» **Work to do**:
Make an exact copy of all the records.

» **Information shown**:

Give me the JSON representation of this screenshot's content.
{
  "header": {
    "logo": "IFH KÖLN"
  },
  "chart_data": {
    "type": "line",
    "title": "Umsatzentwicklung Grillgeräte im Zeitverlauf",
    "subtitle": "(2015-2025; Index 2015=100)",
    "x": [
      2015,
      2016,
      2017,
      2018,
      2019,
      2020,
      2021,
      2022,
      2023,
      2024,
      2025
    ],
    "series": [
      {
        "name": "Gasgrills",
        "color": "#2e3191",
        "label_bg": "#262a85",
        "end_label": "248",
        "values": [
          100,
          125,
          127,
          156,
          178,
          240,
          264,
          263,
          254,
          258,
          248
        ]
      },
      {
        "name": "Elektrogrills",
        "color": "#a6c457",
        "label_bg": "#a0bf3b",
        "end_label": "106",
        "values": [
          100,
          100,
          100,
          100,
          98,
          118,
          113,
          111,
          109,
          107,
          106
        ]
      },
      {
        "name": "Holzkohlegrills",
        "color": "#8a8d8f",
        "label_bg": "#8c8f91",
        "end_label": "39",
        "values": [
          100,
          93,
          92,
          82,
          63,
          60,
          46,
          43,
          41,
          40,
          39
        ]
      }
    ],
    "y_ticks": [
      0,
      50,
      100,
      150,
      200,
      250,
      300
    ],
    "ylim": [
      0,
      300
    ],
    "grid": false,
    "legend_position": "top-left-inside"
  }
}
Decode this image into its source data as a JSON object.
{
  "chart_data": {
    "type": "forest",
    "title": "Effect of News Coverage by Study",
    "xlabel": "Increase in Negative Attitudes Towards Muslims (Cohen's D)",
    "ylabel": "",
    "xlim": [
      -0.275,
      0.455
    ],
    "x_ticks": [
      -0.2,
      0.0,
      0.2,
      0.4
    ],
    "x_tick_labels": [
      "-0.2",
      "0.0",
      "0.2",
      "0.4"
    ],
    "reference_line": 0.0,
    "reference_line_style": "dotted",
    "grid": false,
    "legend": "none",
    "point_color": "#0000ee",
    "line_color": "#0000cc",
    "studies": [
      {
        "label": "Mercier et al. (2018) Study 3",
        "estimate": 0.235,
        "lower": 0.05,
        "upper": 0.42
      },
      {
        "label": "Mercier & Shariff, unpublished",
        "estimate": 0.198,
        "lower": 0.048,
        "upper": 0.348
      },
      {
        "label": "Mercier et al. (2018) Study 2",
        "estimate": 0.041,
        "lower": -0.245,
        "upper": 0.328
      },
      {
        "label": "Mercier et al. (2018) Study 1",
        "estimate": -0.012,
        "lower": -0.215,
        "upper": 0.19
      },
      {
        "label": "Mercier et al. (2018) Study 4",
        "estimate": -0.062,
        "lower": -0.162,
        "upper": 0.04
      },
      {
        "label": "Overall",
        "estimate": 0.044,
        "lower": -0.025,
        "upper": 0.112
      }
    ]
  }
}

» **Solution**:
Give me the JSON representation of this screenshot's content.
{
  "header": {
    "logo": "IFH KÖLN"
  },
  "chart_data": {
    "type": "line",
    "title": "Umsatzentwicklung Grillgeräte im Zeitverlauf",
    "subtitle": "(2015-2025; Index 2015=100)",
    "x": [
      2015,
      2016,
      2017,
      2018,
      2019,
      2020,
      2021,
      2022,
      2023,
      2024,
      2025
    ],
    "series": [
      {
        "name": "Gasgrills",
        "color": "#2e3191",
        "label_bg": "#262a85",
        "end_label": "248",
        "values": [
          100,
          125,
          127,
          156,
          178,
          240,
          264,
          263,
          254,
          258,
          248
        ]
      },
      {
        "name": "Elektrogrills",
        "color": "#a6c457",
        "label_bg": "#a0bf3b",
        "end_label": "106",
        "values": [
          100,
          100,
          100,
          100,
          98,
          118,
          113,
          111,
          109,
          107,
          106
        ]
      },
      {
        "name": "Holzkohlegrills",
        "color": "#8a8d8f",
        "label_bg": "#8c8f91",
        "end_label": "39",
        "values": [
          100,
          93,
          92,
          82,
          63,
          60,
          46,
          43,
          41,
          40,
          39
        ]
      }
    ],
    "y_ticks": [
      0,
      50,
      100,
      150,
      200,
      250,
      300
    ],
    "ylim": [
      0,
      300
    ],
    "grid": false,
    "legend_position": "top-left-inside"
  }
}
Decode this image into its source data as a JSON object.
{
  "chart_data": {
    "type": "forest",
    "title": "Effect of News Coverage by Study",
    "xlabel": "Increase in Negative Attitudes Towards Muslims (Cohen's D)",
    "ylabel": "",
    "xlim": [
      -0.275,
      0.455
    ],
    "x_ticks": [
      -0.2,
      0.0,
      0.2,
      0.4
    ],
    "x_tick_labels": [
      "-0.2",
      "0.0",
      "0.2",
      "0.4"
    ],
    "reference_line": 0.0,
    "reference_line_style": "dotted",
    "grid": false,
    "legend": "none",
    "point_color": "#0000ee",
    "line_color": "#0000cc",
    "studies": [
      {
        "label": "Mercier et al. (2018) Study 3",
        "estimate": 0.235,
        "lower": 0.05,
        "upper": 0.42
      },
      {
        "label": "Mercier & Shariff, unpublished",
        "estimate": 0.198,
        "lower": 0.048,
        "upper": 0.348
      },
      {
        "label": "Mercier et al. (2018) Study 2",
        "estimate": 0.041,
        "lower": -0.245,
        "upper": 0.328
      },
      {
        "label": "Mercier et al. (2018) Study 1",
        "estimate": -0.012,
        "lower": -0.215,
        "upper": 0.19
      },
      {
        "label": "Mercier et al. (2018) Study 4",
        "estimate": -0.062,
        "lower": -0.162,
        "upper": 0.04
      },
      {
        "label": "Overall",
        "estimate": 0.044,
        "lower": -0.025,
        "upper": 0.112
      }
    ]
  }
}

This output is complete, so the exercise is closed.